== Given entries ==

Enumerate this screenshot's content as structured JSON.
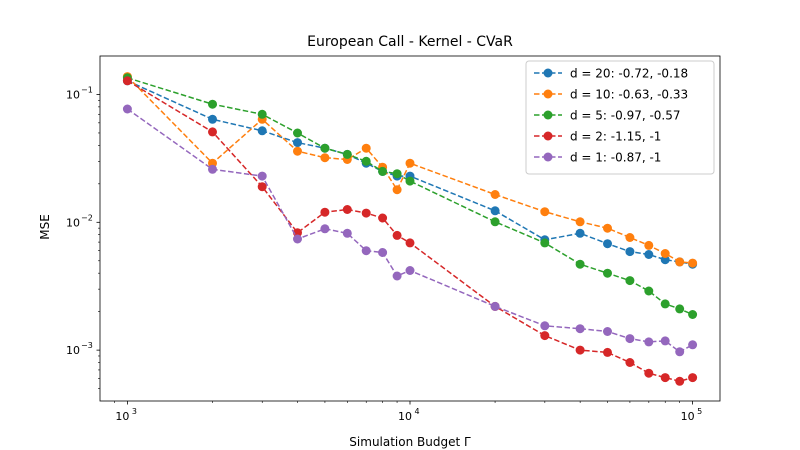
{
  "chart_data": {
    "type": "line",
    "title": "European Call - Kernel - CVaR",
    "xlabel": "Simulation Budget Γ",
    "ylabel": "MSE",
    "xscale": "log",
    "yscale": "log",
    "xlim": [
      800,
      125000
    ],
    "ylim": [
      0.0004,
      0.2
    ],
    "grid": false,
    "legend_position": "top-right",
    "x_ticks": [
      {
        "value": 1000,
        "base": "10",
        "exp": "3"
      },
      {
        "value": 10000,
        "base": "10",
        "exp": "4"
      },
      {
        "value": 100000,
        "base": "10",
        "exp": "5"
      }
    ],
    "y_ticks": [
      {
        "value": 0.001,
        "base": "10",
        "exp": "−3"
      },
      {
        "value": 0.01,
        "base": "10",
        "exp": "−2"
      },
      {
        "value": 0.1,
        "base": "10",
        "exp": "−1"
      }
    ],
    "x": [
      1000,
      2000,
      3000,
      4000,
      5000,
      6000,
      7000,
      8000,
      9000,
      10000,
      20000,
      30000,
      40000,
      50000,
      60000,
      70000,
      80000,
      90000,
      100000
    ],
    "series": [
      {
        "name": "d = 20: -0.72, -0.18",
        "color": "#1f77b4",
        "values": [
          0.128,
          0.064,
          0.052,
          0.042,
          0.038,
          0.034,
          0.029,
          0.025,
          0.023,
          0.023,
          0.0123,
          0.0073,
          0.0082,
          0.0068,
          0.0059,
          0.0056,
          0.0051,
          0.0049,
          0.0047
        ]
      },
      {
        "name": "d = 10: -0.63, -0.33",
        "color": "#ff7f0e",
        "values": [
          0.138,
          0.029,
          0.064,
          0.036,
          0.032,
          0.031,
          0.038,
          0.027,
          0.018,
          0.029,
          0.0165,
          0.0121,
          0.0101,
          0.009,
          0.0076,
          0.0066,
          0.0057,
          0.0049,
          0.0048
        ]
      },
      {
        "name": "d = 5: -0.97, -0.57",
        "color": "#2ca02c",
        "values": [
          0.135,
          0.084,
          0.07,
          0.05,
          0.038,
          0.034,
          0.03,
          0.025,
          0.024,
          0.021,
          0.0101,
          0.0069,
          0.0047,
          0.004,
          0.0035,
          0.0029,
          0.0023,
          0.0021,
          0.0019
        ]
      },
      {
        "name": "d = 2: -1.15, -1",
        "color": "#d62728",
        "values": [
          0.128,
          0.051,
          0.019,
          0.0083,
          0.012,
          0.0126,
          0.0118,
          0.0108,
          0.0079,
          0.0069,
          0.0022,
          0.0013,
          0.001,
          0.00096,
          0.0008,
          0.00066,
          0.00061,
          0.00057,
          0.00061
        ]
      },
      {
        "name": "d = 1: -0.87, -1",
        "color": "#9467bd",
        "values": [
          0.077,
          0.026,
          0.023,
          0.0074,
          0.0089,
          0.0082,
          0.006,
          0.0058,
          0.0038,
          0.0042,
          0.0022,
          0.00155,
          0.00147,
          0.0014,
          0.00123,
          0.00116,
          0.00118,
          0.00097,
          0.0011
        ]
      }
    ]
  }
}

== Problem to work on ==
Quote the data exactly, leaving every image out of the copy.

== Answer to this problem ==
Enumerate this screenshot's content as structured JSON.
{
  "chart_data": {
    "type": "line",
    "title": "European Call - Kernel - CVaR",
    "xlabel": "Simulation Budget Γ",
    "ylabel": "MSE",
    "xscale": "log",
    "yscale": "log",
    "xlim": [
      800,
      125000
    ],
    "ylim": [
      0.0004,
      0.2
    ],
    "grid": false,
    "legend_position": "top-right",
    "x_ticks": [
      {
        "value": 1000,
        "base": "10",
        "exp": "3"
      },
      {
        "value": 10000,
        "base": "10",
        "exp": "4"
      },
      {
        "value": 100000,
        "base": "10",
        "exp": "5"
      }
    ],
    "y_ticks": [
      {
        "value": 0.001,
        "base": "10",
        "exp": "−3"
      },
      {
        "value": 0.01,
        "base": "10",
        "exp": "−2"
      },
      {
        "value": 0.1,
        "base": "10",
        "exp": "−1"
      }
    ],
    "x": [
      1000,
      2000,
      3000,
      4000,
      5000,
      6000,
      7000,
      8000,
      9000,
      10000,
      20000,
      30000,
      40000,
      50000,
      60000,
      70000,
      80000,
      90000,
      100000
    ],
    "series": [
      {
        "name": "d = 20: -0.72, -0.18",
        "color": "#1f77b4",
        "values": [
          0.128,
          0.064,
          0.052,
          0.042,
          0.038,
          0.034,
          0.029,
          0.025,
          0.023,
          0.023,
          0.0123,
          0.0073,
          0.0082,
          0.0068,
          0.0059,
          0.0056,
          0.0051,
          0.0049,
          0.0047
        ]
      },
      {
        "name": "d = 10: -0.63, -0.33",
        "color": "#ff7f0e",
        "values": [
          0.138,
          0.029,
          0.064,
          0.036,
          0.032,
          0.031,
          0.038,
          0.027,
          0.018,
          0.029,
          0.0165,
          0.0121,
          0.0101,
          0.009,
          0.0076,
          0.0066,
          0.0057,
          0.0049,
          0.0048
        ]
      },
      {
        "name": "d = 5: -0.97, -0.57",
        "color": "#2ca02c",
        "values": [
          0.135,
          0.084,
          0.07,
          0.05,
          0.038,
          0.034,
          0.03,
          0.025,
          0.024,
          0.021,
          0.0101,
          0.0069,
          0.0047,
          0.004,
          0.0035,
          0.0029,
          0.0023,
          0.0021,
          0.0019
        ]
      },
      {
        "name": "d = 2: -1.15, -1",
        "color": "#d62728",
        "values": [
          0.128,
          0.051,
          0.019,
          0.0083,
          0.012,
          0.0126,
          0.0118,
          0.0108,
          0.0079,
          0.0069,
          0.0022,
          0.0013,
          0.001,
          0.00096,
          0.0008,
          0.00066,
          0.00061,
          0.00057,
          0.00061
        ]
      },
      {
        "name": "d = 1: -0.87, -1",
        "color": "#9467bd",
        "values": [
          0.077,
          0.026,
          0.023,
          0.0074,
          0.0089,
          0.0082,
          0.006,
          0.0058,
          0.0038,
          0.0042,
          0.0022,
          0.00155,
          0.00147,
          0.0014,
          0.00123,
          0.00116,
          0.00118,
          0.00097,
          0.0011
        ]
      }
    ]
  }
}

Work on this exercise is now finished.